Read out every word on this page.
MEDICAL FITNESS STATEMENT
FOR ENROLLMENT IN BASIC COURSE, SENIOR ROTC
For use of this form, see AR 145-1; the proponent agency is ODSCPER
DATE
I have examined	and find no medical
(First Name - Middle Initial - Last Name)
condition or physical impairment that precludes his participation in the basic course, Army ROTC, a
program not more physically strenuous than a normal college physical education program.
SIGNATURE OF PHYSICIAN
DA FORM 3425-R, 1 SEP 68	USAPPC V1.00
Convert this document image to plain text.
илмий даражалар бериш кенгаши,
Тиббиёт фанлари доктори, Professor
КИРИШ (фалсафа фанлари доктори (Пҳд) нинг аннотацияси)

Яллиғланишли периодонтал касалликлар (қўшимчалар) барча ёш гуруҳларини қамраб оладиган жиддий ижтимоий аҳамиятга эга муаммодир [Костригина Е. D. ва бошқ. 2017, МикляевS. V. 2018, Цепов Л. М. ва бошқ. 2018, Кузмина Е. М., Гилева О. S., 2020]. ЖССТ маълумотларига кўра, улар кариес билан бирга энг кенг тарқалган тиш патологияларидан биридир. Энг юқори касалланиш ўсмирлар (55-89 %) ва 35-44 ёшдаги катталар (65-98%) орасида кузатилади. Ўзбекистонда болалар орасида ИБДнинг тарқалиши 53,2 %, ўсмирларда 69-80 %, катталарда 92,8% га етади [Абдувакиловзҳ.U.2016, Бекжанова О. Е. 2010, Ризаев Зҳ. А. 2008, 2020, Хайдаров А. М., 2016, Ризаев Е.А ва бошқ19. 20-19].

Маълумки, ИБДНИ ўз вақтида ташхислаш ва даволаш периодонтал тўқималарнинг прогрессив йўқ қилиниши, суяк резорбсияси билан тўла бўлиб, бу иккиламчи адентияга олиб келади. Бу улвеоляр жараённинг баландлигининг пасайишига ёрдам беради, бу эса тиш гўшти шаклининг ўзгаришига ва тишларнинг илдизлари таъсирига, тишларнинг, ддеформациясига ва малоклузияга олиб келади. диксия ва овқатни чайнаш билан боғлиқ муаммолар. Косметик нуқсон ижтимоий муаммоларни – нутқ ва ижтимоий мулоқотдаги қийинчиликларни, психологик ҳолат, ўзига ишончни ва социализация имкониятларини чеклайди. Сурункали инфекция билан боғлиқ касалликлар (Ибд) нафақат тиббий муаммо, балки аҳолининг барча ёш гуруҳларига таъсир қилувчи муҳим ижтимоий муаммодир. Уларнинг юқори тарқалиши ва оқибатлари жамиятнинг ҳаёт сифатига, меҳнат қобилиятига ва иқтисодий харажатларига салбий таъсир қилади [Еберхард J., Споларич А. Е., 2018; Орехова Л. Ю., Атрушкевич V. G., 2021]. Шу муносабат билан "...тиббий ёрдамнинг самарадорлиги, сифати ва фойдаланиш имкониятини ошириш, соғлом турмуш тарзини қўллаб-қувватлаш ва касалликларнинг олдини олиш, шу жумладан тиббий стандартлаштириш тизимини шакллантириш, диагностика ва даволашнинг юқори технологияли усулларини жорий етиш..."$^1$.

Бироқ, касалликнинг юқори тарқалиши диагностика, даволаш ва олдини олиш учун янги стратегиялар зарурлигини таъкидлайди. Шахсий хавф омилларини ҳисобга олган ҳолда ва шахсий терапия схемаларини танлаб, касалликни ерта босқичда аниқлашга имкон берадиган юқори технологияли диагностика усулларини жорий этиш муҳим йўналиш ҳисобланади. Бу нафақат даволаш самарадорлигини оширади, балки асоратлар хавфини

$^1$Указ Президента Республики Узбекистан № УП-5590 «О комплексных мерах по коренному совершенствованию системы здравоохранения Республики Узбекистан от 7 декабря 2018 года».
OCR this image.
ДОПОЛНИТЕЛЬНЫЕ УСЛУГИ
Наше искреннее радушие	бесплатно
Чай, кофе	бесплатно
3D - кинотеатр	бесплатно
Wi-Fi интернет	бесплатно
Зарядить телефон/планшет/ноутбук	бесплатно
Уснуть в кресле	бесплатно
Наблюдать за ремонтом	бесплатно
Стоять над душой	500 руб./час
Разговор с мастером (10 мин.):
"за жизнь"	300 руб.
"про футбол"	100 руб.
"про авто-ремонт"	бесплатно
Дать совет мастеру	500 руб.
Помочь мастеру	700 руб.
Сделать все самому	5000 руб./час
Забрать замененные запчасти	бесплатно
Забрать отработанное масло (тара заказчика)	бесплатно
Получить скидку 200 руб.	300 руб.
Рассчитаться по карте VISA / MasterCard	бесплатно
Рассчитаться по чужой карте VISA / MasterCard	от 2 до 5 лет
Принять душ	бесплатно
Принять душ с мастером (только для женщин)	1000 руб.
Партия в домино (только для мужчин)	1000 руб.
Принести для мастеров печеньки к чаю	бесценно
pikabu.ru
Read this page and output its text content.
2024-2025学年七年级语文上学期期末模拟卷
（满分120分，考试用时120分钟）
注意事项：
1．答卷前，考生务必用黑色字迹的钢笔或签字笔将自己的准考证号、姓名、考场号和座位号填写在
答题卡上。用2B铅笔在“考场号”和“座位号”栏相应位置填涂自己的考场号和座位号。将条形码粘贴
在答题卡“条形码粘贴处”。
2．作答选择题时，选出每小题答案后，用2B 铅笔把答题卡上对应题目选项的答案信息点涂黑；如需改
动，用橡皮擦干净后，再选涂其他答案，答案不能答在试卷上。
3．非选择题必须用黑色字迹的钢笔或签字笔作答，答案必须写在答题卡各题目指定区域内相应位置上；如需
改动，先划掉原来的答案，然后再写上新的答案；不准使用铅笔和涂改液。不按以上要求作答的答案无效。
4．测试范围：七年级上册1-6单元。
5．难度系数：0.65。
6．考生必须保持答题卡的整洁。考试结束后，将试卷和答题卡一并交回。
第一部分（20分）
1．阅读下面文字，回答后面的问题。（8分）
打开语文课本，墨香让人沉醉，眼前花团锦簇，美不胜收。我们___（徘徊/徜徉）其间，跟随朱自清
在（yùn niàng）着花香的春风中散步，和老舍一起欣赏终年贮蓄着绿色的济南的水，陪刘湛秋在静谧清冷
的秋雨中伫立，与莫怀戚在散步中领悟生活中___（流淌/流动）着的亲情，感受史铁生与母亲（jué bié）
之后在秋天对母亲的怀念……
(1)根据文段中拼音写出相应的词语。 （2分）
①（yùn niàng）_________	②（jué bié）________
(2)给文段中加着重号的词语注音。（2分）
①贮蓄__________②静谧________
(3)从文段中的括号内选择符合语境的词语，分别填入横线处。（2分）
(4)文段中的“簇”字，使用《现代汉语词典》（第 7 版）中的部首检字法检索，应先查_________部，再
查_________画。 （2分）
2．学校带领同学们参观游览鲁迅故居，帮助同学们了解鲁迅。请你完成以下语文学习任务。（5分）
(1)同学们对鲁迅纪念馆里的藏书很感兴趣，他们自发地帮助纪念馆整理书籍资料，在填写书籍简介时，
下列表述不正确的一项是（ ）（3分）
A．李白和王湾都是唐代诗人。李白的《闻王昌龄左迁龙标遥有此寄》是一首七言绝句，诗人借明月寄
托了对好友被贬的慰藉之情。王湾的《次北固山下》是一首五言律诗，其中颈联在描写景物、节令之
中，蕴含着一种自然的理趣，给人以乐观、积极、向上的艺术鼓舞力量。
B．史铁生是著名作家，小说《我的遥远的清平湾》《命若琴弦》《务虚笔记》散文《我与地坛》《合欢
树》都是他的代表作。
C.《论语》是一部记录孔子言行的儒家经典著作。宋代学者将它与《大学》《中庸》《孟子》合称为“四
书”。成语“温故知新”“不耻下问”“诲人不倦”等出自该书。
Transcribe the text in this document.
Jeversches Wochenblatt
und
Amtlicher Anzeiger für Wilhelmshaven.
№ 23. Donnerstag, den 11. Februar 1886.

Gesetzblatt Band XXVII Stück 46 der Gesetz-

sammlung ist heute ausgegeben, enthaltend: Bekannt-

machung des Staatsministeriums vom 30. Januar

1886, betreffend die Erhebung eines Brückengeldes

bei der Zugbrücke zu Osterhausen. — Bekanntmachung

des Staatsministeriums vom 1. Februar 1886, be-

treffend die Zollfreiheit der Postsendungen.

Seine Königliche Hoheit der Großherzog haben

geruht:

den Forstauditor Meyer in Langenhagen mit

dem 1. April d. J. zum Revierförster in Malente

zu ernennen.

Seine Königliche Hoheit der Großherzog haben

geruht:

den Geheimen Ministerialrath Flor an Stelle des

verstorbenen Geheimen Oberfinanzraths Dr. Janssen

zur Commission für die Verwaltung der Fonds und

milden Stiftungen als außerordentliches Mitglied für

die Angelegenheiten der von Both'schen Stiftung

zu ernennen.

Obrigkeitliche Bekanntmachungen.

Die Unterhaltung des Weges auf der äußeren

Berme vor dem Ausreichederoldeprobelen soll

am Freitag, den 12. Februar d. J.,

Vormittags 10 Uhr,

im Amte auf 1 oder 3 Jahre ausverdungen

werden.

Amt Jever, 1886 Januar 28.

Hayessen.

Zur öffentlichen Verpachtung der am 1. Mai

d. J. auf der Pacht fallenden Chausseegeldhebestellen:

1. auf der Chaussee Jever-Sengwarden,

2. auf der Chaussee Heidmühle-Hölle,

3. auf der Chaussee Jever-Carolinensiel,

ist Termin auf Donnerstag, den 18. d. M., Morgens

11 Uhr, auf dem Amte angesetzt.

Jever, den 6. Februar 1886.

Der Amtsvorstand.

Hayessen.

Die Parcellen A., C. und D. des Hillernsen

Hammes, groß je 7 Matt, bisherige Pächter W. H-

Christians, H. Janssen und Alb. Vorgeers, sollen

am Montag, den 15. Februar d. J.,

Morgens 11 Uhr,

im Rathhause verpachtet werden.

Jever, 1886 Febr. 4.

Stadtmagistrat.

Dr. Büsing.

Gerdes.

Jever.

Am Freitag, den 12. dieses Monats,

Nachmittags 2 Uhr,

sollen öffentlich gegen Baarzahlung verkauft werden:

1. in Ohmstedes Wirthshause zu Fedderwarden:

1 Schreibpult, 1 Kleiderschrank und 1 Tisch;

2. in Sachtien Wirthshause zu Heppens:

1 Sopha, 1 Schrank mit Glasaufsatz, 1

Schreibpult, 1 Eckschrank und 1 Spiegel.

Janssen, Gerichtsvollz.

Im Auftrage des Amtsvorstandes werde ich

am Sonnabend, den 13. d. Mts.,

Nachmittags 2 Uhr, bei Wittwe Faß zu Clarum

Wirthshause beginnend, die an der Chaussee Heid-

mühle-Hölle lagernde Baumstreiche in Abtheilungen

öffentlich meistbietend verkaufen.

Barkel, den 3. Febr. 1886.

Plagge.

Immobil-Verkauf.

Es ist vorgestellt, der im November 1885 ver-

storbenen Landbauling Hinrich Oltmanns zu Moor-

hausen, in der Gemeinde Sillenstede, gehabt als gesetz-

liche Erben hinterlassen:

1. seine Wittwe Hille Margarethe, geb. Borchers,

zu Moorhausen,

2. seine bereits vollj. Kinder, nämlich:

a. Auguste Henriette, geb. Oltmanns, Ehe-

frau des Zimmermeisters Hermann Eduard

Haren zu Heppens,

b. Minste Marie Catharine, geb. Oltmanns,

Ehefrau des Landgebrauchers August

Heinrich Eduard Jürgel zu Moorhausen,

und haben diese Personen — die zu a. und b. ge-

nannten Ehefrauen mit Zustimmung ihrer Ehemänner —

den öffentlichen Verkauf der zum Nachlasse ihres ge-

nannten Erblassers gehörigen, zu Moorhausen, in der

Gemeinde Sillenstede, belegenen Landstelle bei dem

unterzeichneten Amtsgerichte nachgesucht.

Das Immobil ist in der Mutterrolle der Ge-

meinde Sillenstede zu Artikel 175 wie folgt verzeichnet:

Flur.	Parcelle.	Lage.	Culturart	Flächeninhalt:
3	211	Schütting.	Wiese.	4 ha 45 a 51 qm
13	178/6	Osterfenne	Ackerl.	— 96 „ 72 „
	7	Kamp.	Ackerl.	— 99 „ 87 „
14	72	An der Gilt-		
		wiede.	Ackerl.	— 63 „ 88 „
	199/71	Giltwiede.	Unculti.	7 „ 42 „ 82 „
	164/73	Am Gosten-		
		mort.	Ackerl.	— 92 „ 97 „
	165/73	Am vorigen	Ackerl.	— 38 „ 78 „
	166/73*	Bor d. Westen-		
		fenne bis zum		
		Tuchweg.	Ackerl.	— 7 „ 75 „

# Set exercise
Return all lines of the material above in which the word "Wittwe" occurs.

# Written solution
Nachmittags 2 Uhr, bei Wittwe Faß zu Clarum
1. seine Wittwe Hille Margarethe, geb. Borchers,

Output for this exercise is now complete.